§ **WRITTEN INSTRUCTION**
Take the data that follows and retype it word for word.

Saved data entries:
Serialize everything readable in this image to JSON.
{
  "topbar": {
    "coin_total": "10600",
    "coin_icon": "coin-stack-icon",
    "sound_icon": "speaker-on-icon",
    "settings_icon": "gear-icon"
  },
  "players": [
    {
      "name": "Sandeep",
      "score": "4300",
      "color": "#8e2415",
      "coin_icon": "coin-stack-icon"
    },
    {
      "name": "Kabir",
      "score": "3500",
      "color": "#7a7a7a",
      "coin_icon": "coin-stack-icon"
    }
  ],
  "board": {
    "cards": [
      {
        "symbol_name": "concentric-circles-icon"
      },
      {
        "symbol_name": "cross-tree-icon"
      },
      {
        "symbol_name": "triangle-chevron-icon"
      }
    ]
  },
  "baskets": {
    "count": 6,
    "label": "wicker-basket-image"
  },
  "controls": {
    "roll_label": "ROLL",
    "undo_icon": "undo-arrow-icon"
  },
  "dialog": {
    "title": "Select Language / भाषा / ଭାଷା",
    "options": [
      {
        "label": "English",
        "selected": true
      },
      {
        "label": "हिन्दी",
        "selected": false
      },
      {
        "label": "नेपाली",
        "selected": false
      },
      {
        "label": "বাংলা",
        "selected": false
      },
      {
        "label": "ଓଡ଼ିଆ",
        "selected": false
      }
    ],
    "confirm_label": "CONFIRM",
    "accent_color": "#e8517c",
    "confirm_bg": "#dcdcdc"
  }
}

§ **PROBLEM SOLUTION**
Serialize everything readable in this image to JSON.
{
  "topbar": {
    "coin_total": "10600",
    "coin_icon": "coin-stack-icon",
    "sound_icon": "speaker-on-icon",
    "settings_icon": "gear-icon"
  },
  "players": [
    {
      "name": "Sandeep",
      "score": "4300",
      "color": "#8e2415",
      "coin_icon": "coin-stack-icon"
    },
    {
      "name": "Kabir",
      "score": "3500",
      "color": "#7a7a7a",
      "coin_icon": "coin-stack-icon"
    }
  ],
  "board": {
    "cards": [
      {
        "symbol_name": "concentric-circles-icon"
      },
      {
        "symbol_name": "cross-tree-icon"
      },
      {
        "symbol_name": "triangle-chevron-icon"
      }
    ]
  },
  "baskets": {
    "count": 6,
    "label": "wicker-basket-image"
  },
  "controls": {
    "roll_label": "ROLL",
    "undo_icon": "undo-arrow-icon"
  },
  "dialog": {
    "title": "Select Language / भाषा / ଭାଷା",
    "options": [
      {
        "label": "English",
        "selected": true
      },
      {
        "label": "हिन्दी",
        "selected": false
      },
      {
        "label": "नेपाली",
        "selected": false
      },
      {
        "label": "বাংলা",
        "selected": false
      },
      {
        "label": "ଓଡ଼ିଆ",
        "selected": false
      }
    ],
    "confirm_label": "CONFIRM",
    "accent_color": "#e8517c",
    "confirm_bg": "#dcdcdc"
  }
}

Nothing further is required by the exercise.